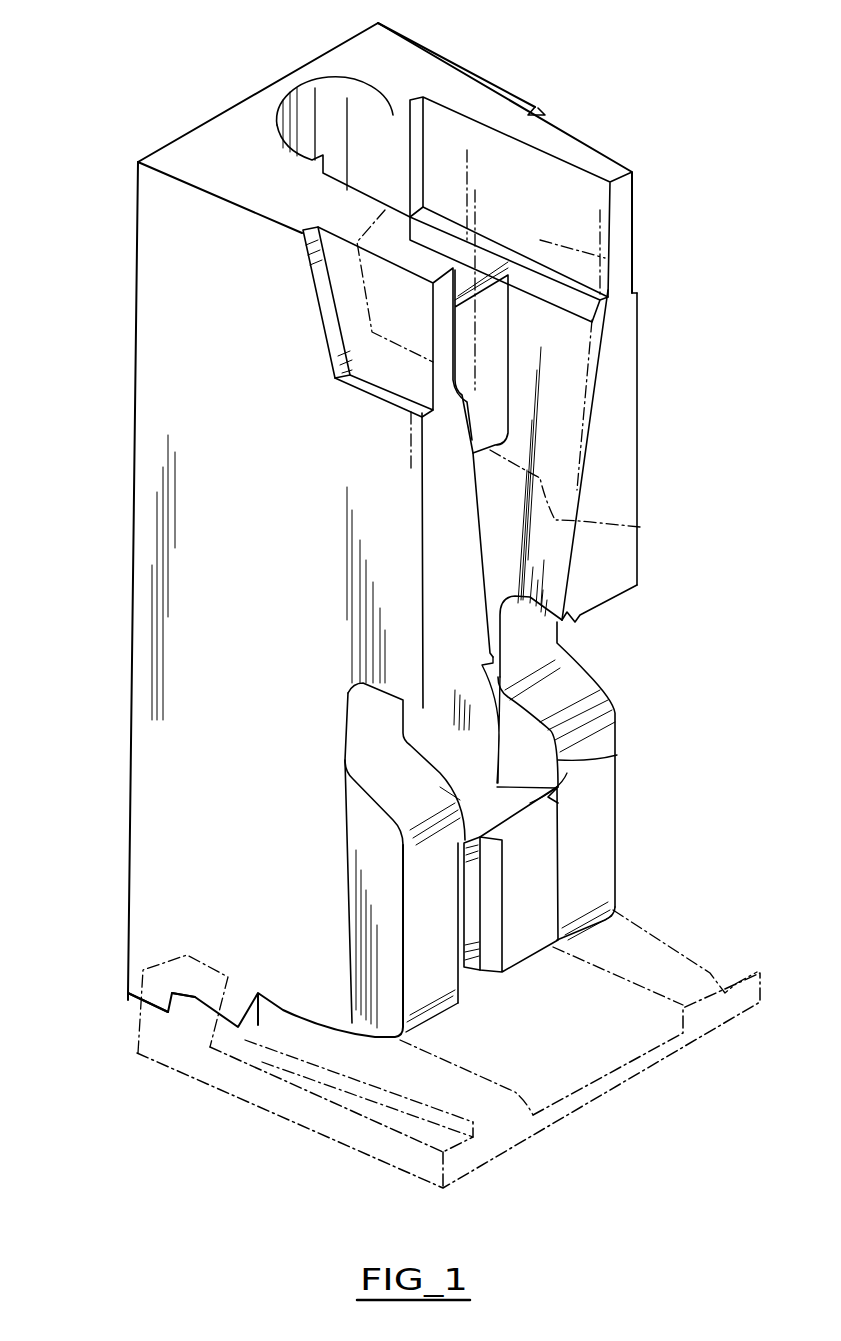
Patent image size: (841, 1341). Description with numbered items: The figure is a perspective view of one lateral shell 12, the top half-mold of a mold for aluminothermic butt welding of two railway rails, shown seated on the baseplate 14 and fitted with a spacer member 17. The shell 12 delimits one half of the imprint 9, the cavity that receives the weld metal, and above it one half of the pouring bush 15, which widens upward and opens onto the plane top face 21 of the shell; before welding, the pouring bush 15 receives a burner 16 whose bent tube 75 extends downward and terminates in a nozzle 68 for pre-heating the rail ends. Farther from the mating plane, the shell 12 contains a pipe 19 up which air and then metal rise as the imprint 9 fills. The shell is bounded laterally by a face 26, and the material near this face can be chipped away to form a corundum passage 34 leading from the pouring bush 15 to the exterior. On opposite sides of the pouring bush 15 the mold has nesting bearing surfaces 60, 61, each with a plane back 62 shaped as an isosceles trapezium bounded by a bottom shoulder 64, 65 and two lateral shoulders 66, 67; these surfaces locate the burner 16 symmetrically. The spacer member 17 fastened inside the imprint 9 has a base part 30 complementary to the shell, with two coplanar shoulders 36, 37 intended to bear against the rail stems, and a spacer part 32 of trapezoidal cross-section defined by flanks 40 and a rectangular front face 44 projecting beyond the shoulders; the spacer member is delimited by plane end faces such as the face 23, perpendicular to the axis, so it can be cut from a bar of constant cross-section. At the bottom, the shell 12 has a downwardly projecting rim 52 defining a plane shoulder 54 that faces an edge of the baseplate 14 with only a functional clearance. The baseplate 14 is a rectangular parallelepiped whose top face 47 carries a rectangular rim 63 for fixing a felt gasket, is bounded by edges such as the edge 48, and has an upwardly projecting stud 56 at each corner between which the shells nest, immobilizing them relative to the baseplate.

The imprint 9 is at (537, 750).
The lateral shell 12 is at (110, 655).
The baseplate 14 is at (500, 1167).
The pouring bush 15 is at (580, 187).
The burner 16 is at (550, 435).
The spacer member 17 is at (540, 963).
The pipe 19 is at (330, 98).
The top face 21 is at (428, 72).
The face 23 is at (505, 820).
The face 26 is at (147, 845).
The base part 30 is at (498, 800).
The spacer part 32 is at (590, 757).
The corundum passage 34 is at (413, 338).
The shoulder 36 is at (462, 980).
The shoulder 37 is at (567, 773).
The flank 40 is at (485, 975).
The front face 44 is at (540, 893).
The top face 47 is at (600, 1067).
The edge 48 is at (315, 1115).
The rim 52 is at (128, 1005).
The shoulder 54 is at (185, 1010).
The stud 56 is at (180, 960).
The nesting bearing surface 60 is at (357, 340).
The nesting bearing surface 61 is at (633, 223).
The back 62 is at (373, 368).
The rim 63 is at (680, 968).
The bottom shoulder 64 is at (399, 455).
The bottom shoulder 65 is at (637, 283).
The lateral shoulder 66 is at (330, 292).
The lateral shoulder 67 is at (537, 112).
The nozzle 68 is at (591, 495).
The tube 75 is at (627, 323).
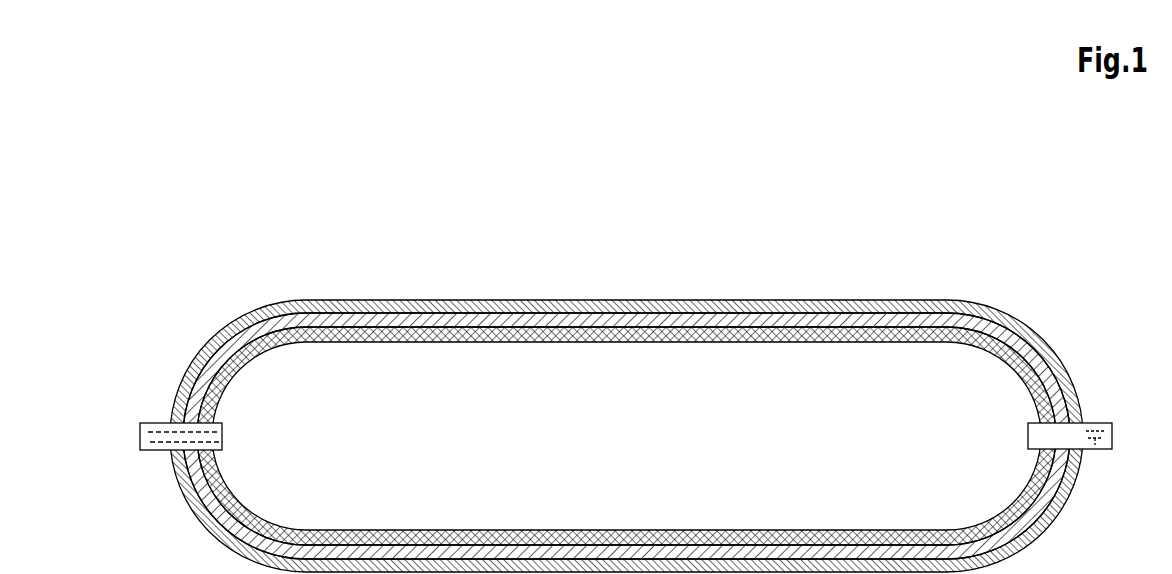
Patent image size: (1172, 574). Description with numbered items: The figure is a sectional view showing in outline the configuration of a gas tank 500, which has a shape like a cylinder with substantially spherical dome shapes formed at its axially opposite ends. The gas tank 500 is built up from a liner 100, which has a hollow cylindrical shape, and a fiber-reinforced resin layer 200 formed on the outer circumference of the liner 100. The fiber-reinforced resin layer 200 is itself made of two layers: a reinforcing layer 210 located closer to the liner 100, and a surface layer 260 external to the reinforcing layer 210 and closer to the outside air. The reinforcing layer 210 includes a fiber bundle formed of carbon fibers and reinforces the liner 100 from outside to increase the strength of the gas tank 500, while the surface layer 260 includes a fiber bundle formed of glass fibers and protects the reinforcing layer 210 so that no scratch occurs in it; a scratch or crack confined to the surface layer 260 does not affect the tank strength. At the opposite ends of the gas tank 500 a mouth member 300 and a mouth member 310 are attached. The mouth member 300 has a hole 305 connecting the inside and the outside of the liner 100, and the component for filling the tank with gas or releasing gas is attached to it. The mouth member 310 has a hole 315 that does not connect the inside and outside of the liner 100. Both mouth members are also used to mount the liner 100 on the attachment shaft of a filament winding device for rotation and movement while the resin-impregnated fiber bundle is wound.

The gas tank 500 is at (203, 268).
The fiber-reinforced resin layer 200 is at (578, 204).
The surface layer 260 is at (503, 312).
The reinforcing layer 210 is at (520, 322).
The liner 100 is at (646, 337).
The mouth member 300 is at (152, 423).
The hole 305 is at (150, 450).
The mouth member 310 is at (1090, 423).
The hole 315 is at (1090, 449).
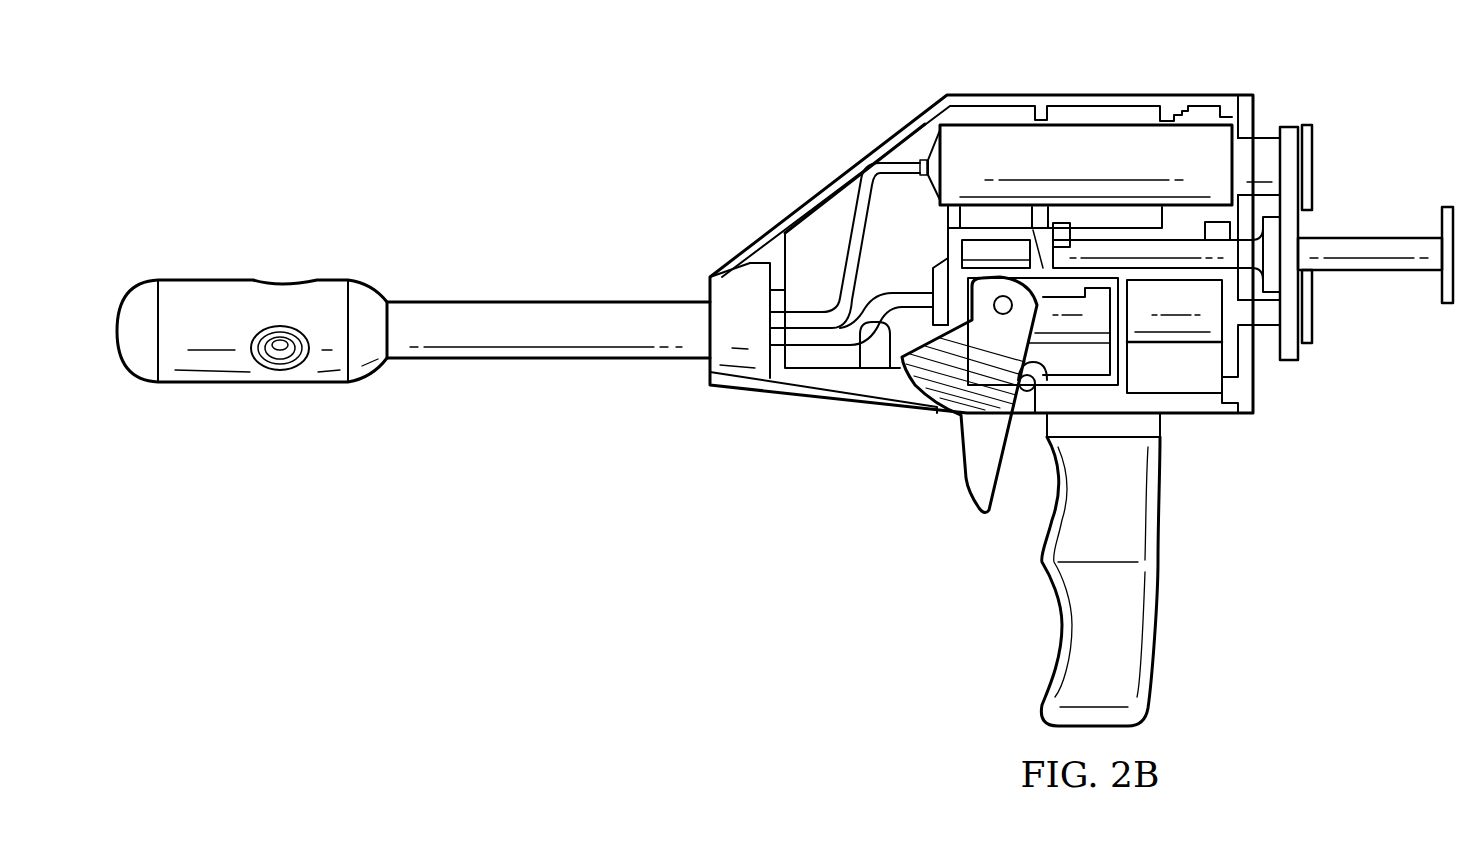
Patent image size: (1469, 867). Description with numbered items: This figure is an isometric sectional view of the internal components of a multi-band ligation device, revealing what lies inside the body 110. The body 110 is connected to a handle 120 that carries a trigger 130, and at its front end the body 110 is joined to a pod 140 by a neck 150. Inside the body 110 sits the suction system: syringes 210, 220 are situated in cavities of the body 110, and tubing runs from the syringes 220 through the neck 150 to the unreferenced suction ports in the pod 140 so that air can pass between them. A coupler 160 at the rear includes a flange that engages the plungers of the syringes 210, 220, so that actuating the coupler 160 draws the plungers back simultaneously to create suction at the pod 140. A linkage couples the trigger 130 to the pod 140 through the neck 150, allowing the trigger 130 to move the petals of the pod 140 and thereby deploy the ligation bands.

The body 110 is at (1255, 395).
The handle 120 is at (1157, 605).
The trigger 130 is at (965, 482).
The pod 140 is at (215, 277).
The neck 150 is at (548, 300).
The coupler 160 is at (1377, 240).
The syringe 210 is at (1313, 145).
The syringe 220 is at (1205, 132).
○ ○ ○ ○ ○
[WORK TO BE COMPLETED]
Transcribe all of the data above verbatim, leaving out the pictures.

[FULL ANSWER]
Patent image size: (841, 1341). Description with numbered items: The figure is a perspective view of one lateral shell 12, the top half-mold of a mold for aluminothermic butt welding of two railway rails, shown seated on the baseplate 14 and fitted with a spacer member 17. The shell 12 delimits one half of the imprint 9, the cavity that receives the weld metal, and above it one half of the pouring bush 15, which widens upward and opens onto the plane top face 21 of the shell; before welding, the pouring bush 15 receives a burner 16 whose bent tube 75 extends downward and terminates in a nozzle 68 for pre-heating the rail ends. Farther from the mating plane, the shell 12 contains a pipe 19 up which air and then metal rise as the imprint 9 fills. The shell is bounded laterally by a face 26, and the material near this face can be chipped away to form a corundum passage 34 leading from the pouring bush 15 to the exterior. On opposite sides of the pouring bush 15 the mold has nesting bearing surfaces 60, 61, each with a plane back 62 shaped as an isosceles trapezium bounded by a bottom shoulder 64, 65 and two lateral shoulders 66, 67; these surfaces locate the burner 16 symmetrically. The spacer member 17 fastened inside the imprint 9 has a base part 30 complementary to the shell, with two coplanar shoulders 36, 37 intended to bear against the rail stems, and a spacer part 32 of trapezoidal cross-section defined by flanks 40 and a rectangular front face 44 projecting beyond the shoulders; the spacer member is delimited by plane end faces such as the face 23, perpendicular to the axis, so it can be cut from a bar of constant cross-section. At the bottom, the shell 12 has a downwardly projecting rim 52 defining a plane shoulder 54 that faces an edge of the baseplate 14 with only a functional clearance. The baseplate 14 is a rectangular parallelepiped whose top face 47 carries a rectangular rim 63 for fixing a felt gasket, is bounded by edges such as the edge 48, and has an upwardly projecting stud 56 at each corner between which the shells nest, immobilizing them relative to the baseplate.

The imprint 9 is at (537, 750).
The lateral shell 12 is at (110, 655).
The baseplate 14 is at (500, 1167).
The pouring bush 15 is at (580, 187).
The burner 16 is at (550, 435).
The spacer member 17 is at (540, 963).
The pipe 19 is at (330, 98).
The top face 21 is at (428, 72).
The face 23 is at (505, 820).
The face 26 is at (147, 845).
The base part 30 is at (498, 800).
The spacer part 32 is at (590, 757).
The corundum passage 34 is at (413, 338).
The shoulder 36 is at (462, 980).
The shoulder 37 is at (567, 773).
The flank 40 is at (485, 975).
The front face 44 is at (540, 893).
The top face 47 is at (600, 1067).
The edge 48 is at (315, 1115).
The rim 52 is at (128, 1005).
The shoulder 54 is at (185, 1010).
The stud 56 is at (180, 960).
The nesting bearing surface 60 is at (357, 340).
The nesting bearing surface 61 is at (633, 223).
The back 62 is at (373, 368).
The rim 63 is at (680, 968).
The bottom shoulder 64 is at (399, 455).
The bottom shoulder 65 is at (637, 283).
The lateral shoulder 66 is at (330, 292).
The lateral shoulder 67 is at (537, 112).
The nozzle 68 is at (591, 495).
The tube 75 is at (627, 323).
Patent image size: (1172, 574). Description with numbered items: The figure is a sectional view showing in outline the configuration of a gas tank 500, which has a shape like a cylinder with substantially spherical dome shapes formed at its axially opposite ends. The gas tank 500 is built up from a liner 100, which has a hollow cylindrical shape, and a fiber-reinforced resin layer 200 formed on the outer circumference of the liner 100. The fiber-reinforced resin layer 200 is itself made of two layers: a reinforcing layer 210 located closer to the liner 100, and a surface layer 260 external to the reinforcing layer 210 and closer to the outside air. The reinforcing layer 210 includes a fiber bundle formed of carbon fibers and reinforces the liner 100 from outside to increase the strength of the gas tank 500, while the surface layer 260 includes a fiber bundle formed of glass fibers and protects the reinforcing layer 210 so that no scratch occurs in it; a scratch or crack confined to the surface layer 260 does not affect the tank strength. At the opposite ends of the gas tank 500 a mouth member 300 and a mouth member 310 are attached. The mouth member 300 has a hole 305 connecting the inside and the outside of the liner 100, and the component for filling the tank with gas or releasing gas is attached to it. The mouth member 310 has a hole 315 that does not connect the inside and outside of the liner 100. Both mouth members are also used to mount the liner 100 on the attachment shaft of a filament winding device for rotation and movement while the resin-impregnated fiber bundle is wound.

The gas tank 500 is at (203, 268).
The fiber-reinforced resin layer 200 is at (578, 204).
The surface layer 260 is at (503, 312).
The reinforcing layer 210 is at (520, 322).
The liner 100 is at (646, 337).
The mouth member 300 is at (152, 423).
The hole 305 is at (150, 450).
The mouth member 310 is at (1090, 423).
The hole 315 is at (1090, 449).
Patent image size: (1469, 867). Description with numbered items: This figure is an isometric sectional view of the internal components of a multi-band ligation device, revealing what lies inside the body 110. The body 110 is connected to a handle 120 that carries a trigger 130, and at its front end the body 110 is joined to a pod 140 by a neck 150. Inside the body 110 sits the suction system: syringes 210, 220 are situated in cavities of the body 110, and tubing runs from the syringes 220 through the neck 150 to the unreferenced suction ports in the pod 140 so that air can pass between them. A coupler 160 at the rear includes a flange that engages the plungers of the syringes 210, 220, so that actuating the coupler 160 draws the plungers back simultaneously to create suction at the pod 140. A linkage couples the trigger 130 to the pod 140 through the neck 150, allowing the trigger 130 to move the petals of the pod 140 and thereby deploy the ligation bands.

The body 110 is at (1255, 395).
The handle 120 is at (1157, 605).
The trigger 130 is at (965, 482).
The pod 140 is at (215, 277).
The neck 150 is at (548, 300).
The coupler 160 is at (1377, 240).
The syringe 210 is at (1313, 145).
The syringe 220 is at (1205, 132).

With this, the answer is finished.